Excerpt provided =
DEAR DOCTOR K:
My son is in medical school and is thinking of specializing in emergency medicine. What are the qualities of a good emergency medicine doctor?
When I was a medical student, I was attracted to work in the emergency department (ED). (EDs are also called emergency rooms, or ERs — as in the TV show.) It was really exciting. So many of the patients were very sick, but if you made the right diagnosis and gave the right treatment, you could save lives — every day.
Ultimately I decided to go in a different direction, but I understand your son’s interest in emergency medicine. I recommend that your son — and you — read an enlightening new book written by my Harvard Medical School colleague Dr. Michael VanRooyen with John Hanc: “Code Blue: The Making of an Emergency Physician.” In the book, Dr. VanRooyen, who is himself an emergency physician, reflects on the traits that characterize a top ED physician.
ED doctors must think fast and be able to make decisions quickly, but they also must be calm under pressure. When it’s crunch time, ED doctors must tune out all the distractions and noise around them. They must zero in on a problem and make quick, aggressive decisions.

Task brief = For each statement, state yes or no according to whether it agrees with the advice column on emergency medicine, and quote the words of the column that decide it: (a) The column's author chose to specialize in emergency medicine. (b) The recommended book was written by Dr. Michael VanRooyen with John Hanc. (c) ED doctors must remain calm under pressure. The rows come from a separate source and are unrelated to the advice column.

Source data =
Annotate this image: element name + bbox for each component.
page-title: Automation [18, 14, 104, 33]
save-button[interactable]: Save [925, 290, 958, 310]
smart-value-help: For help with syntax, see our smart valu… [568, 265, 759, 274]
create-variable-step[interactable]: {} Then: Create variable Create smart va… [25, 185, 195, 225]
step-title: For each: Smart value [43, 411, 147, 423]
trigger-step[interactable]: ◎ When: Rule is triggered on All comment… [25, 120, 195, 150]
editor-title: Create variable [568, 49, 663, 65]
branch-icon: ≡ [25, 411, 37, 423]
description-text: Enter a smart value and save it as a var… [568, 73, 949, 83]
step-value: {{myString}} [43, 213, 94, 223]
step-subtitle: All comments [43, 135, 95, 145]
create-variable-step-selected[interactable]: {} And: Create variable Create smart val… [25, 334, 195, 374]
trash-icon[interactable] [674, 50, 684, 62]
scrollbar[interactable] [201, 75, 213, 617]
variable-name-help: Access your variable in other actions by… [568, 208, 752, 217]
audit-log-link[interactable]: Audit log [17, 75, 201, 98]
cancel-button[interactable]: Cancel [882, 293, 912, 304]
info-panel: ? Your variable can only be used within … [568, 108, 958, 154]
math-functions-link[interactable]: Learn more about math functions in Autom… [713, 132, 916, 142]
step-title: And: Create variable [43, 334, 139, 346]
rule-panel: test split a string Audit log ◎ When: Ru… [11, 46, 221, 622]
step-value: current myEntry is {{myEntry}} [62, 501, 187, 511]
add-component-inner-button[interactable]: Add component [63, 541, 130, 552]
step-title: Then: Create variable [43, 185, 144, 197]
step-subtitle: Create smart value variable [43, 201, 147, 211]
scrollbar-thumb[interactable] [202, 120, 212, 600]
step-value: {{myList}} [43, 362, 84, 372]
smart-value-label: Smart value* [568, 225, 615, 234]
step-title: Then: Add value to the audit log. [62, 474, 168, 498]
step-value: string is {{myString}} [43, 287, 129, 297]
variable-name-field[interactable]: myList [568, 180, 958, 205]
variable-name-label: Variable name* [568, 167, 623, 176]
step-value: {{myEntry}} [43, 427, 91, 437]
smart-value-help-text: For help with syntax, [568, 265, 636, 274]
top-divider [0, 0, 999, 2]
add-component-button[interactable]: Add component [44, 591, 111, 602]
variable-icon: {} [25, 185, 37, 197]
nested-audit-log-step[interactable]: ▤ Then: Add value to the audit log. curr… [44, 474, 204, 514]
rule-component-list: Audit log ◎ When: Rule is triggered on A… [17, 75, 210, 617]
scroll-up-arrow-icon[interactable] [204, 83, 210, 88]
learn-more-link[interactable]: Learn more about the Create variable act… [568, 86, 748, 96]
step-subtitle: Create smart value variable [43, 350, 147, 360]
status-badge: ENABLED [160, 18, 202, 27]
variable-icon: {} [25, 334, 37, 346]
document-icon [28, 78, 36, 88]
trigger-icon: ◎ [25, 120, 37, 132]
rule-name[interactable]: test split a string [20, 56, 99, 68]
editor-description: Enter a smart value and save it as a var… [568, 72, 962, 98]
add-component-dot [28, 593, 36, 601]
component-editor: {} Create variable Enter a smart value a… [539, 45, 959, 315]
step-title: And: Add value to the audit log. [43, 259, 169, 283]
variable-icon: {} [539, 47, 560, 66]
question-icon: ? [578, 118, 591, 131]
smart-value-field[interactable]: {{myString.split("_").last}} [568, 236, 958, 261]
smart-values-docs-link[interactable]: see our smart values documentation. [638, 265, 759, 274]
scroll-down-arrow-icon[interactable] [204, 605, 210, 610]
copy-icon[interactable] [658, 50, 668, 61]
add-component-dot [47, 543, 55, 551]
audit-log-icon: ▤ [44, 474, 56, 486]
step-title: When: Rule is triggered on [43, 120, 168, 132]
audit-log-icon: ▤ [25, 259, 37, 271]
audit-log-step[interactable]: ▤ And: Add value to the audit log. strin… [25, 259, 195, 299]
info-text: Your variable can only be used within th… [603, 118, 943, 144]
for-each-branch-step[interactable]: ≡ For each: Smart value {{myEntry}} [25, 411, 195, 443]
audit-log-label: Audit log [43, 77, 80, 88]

Answer to the problem =
(a) No: "Ultimately I decided to go in a different direction"
(b) Yes: "written by my Harvard Medical School colleague Dr. Michael VanRooyen with John Hanc"
(c) Yes: "they also must be calm under pressure"